**Task directions**
Repeat the whole of the data, keeping every detail the same.

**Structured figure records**
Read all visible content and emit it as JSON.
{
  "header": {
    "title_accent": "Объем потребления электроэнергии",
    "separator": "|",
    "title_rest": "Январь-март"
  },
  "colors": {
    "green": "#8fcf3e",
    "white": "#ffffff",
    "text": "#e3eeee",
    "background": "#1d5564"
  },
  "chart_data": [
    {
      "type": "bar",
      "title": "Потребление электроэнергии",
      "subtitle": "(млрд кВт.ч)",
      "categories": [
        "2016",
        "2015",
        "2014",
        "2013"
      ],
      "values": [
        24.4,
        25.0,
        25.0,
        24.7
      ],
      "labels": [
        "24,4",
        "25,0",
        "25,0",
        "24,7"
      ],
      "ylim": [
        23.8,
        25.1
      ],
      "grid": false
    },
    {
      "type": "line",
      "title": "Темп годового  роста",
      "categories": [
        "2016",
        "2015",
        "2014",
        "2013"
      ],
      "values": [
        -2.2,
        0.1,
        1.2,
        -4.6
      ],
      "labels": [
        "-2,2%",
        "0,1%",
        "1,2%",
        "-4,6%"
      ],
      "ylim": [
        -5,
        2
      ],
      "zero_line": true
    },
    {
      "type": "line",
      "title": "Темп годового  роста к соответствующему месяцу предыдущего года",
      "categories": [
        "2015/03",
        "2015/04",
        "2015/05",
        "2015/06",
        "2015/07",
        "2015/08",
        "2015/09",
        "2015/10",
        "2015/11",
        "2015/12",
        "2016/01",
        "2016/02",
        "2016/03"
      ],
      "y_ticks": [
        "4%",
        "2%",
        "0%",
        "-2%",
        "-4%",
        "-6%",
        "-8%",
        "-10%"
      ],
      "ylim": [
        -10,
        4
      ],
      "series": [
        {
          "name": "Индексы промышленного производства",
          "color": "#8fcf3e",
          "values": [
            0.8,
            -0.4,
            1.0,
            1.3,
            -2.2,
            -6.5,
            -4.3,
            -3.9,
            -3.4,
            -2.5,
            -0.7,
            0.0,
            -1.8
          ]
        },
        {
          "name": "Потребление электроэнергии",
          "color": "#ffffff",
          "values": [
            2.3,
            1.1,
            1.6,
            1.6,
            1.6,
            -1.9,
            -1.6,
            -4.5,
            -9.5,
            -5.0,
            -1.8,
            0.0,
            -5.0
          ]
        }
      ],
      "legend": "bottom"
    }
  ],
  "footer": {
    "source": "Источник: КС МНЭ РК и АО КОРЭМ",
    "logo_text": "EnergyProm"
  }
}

**Task solution**
Read all visible content and emit it as JSON.
{
  "header": {
    "title_accent": "Объем потребления электроэнергии",
    "separator": "|",
    "title_rest": "Январь-март"
  },
  "colors": {
    "green": "#8fcf3e",
    "white": "#ffffff",
    "text": "#e3eeee",
    "background": "#1d5564"
  },
  "chart_data": [
    {
      "type": "bar",
      "title": "Потребление электроэнергии",
      "subtitle": "(млрд кВт.ч)",
      "categories": [
        "2016",
        "2015",
        "2014",
        "2013"
      ],
      "values": [
        24.4,
        25.0,
        25.0,
        24.7
      ],
      "labels": [
        "24,4",
        "25,0",
        "25,0",
        "24,7"
      ],
      "ylim": [
        23.8,
        25.1
      ],
      "grid": false
    },
    {
      "type": "line",
      "title": "Темп годового  роста",
      "categories": [
        "2016",
        "2015",
        "2014",
        "2013"
      ],
      "values": [
        -2.2,
        0.1,
        1.2,
        -4.6
      ],
      "labels": [
        "-2,2%",
        "0,1%",
        "1,2%",
        "-4,6%"
      ],
      "ylim": [
        -5,
        2
      ],
      "zero_line": true
    },
    {
      "type": "line",
      "title": "Темп годового  роста к соответствующему месяцу предыдущего года",
      "categories": [
        "2015/03",
        "2015/04",
        "2015/05",
        "2015/06",
        "2015/07",
        "2015/08",
        "2015/09",
        "2015/10",
        "2015/11",
        "2015/12",
        "2016/01",
        "2016/02",
        "2016/03"
      ],
      "y_ticks": [
        "4%",
        "2%",
        "0%",
        "-2%",
        "-4%",
        "-6%",
        "-8%",
        "-10%"
      ],
      "ylim": [
        -10,
        4
      ],
      "series": [
        {
          "name": "Индексы промышленного производства",
          "color": "#8fcf3e",
          "values": [
            0.8,
            -0.4,
            1.0,
            1.3,
            -2.2,
            -6.5,
            -4.3,
            -3.9,
            -3.4,
            -2.5,
            -0.7,
            0.0,
            -1.8
          ]
        },
        {
          "name": "Потребление электроэнергии",
          "color": "#ffffff",
          "values": [
            2.3,
            1.1,
            1.6,
            1.6,
            1.6,
            -1.9,
            -1.6,
            -4.5,
            -9.5,
            -5.0,
            -1.8,
            0.0,
            -5.0
          ]
        }
      ],
      "legend": "bottom"
    }
  ],
  "footer": {
    "source": "Источник: КС МНЭ РК и АО КОРЭМ",
    "logo_text": "EnergyProm"
  }
}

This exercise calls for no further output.